Dataset extract:
══════════

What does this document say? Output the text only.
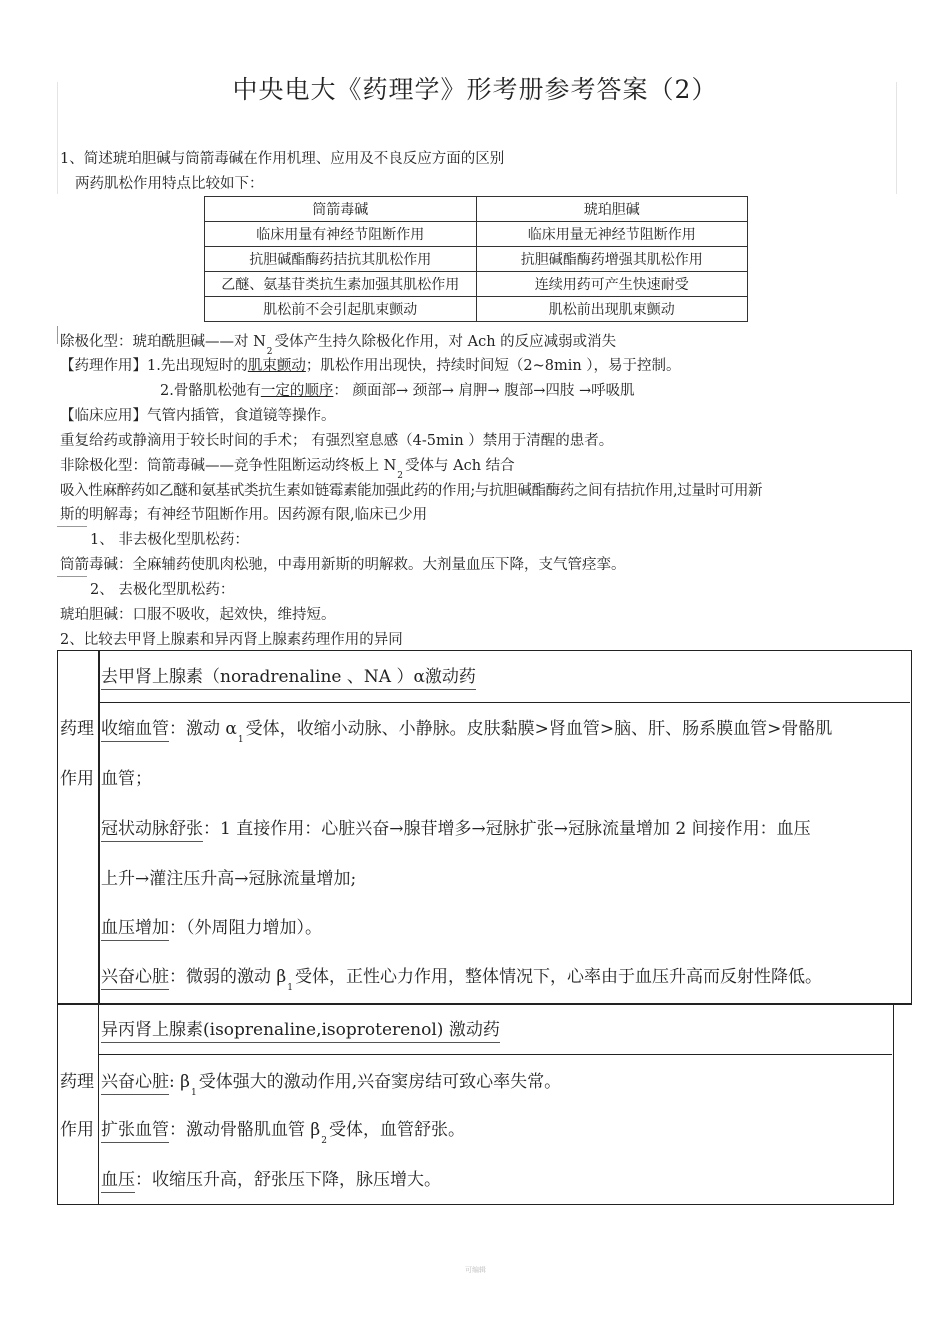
中央电大《药理学》形考册参考答案（2）
1、简述琥珀胆碱与筒箭毒碱在作用机理、应用及不良反应方面的区别
两药肌松作用特点比较如下：
筒箭毒碱	琥珀胆碱
临床用量有神经节阻断作用	临床用量无神经节阻断作用
抗胆碱酯酶药拮抗其肌松作用	抗胆碱酯酶药增强其肌松作用
乙醚、氨基苷类抗生素加强其肌松作用	连续用药可产生快速耐受
肌松前不会引起肌束颤动	肌松前出现肌束颤动
除极化型：琥珀酰胆碱——对 $N_2$受体产生持久除极化作用，对 Ach 的反应减弱或消失
【药理作用】1.先出现短时的肌束颤动；肌松作用出现快，持续时间短（2~8min ），易于控制。
2.骨骼肌松弛有一定的顺序： 颜面部→ 颈部→ 肩胛→ 腹部→四肢 →呼吸肌
【临床应用】气管内插管，食道镜等操作。
重复给药或静滴用于较长时间的手术； 有强烈窒息感（4-5min ）禁用于清醒的患者。
非除极化型：筒箭毒碱——竞争性阻断运动终板上 $N_2$受体与 Ach 结合
吸入性麻醉药如乙醚和氨基甙类抗生素如链霉素能加强此药的作用;与抗胆碱酯酶药之间有拮抗作用,过量时可用新
斯的明解毒；有神经节阻断作用。因药源有限,临床已少用
1、 非去极化型肌松药：
筒箭毒碱：全麻辅药使肌肉松驰，中毒用新斯的明解救。大剂量血压下降，支气管痉挛。
2、 去极化型肌松药：
琥珀胆碱：口服不吸收，起效快，维持短。
2、比较去甲肾上腺素和异丙肾上腺素药理作用的异同
去甲肾上腺素（noradrenaline 、NA ）α激动药
药理
作用
收缩血管：激动 $\alpha_1$受体，收缩小动脉、小静脉。皮肤黏膜>肾血管>脑、肝、肠系膜血管>骨骼肌
血管；
冠状动脉舒张：1 直接作用：心脏兴奋→腺苷增多→冠脉扩张→冠脉流量增加 2 间接作用：血压
上升→灌注压升高→冠脉流量增加;
血压增加：（外周阻力增加）。
兴奋心脏：微弱的激动 $\beta_1$受体，正性心力作用，整体情况下，心率由于血压升高而反射性降低。
异丙肾上腺素(isoprenaline,isoproterenol) 激动药
药理
作用
兴奋心脏: $\beta_1$受体强大的激动作用,兴奋窦房结可致心率失常。
扩张血管：激动骨骼肌血管 $\beta_2$受体，血管舒张。
血压：收缩压升高，舒张压下降，脉压增大。
可编辑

══════════

Exercise prompt: List each line in the listing that contains the string "兴奋心脏".

Exercise output:
兴奋心脏：微弱的激动 $\beta_1$受体，正性心力作用，整体情况下，心率由于血压升高而反射性降低。
兴奋心脏: $\beta_1$受体强大的激动作用,兴奋窦房结可致心率失常。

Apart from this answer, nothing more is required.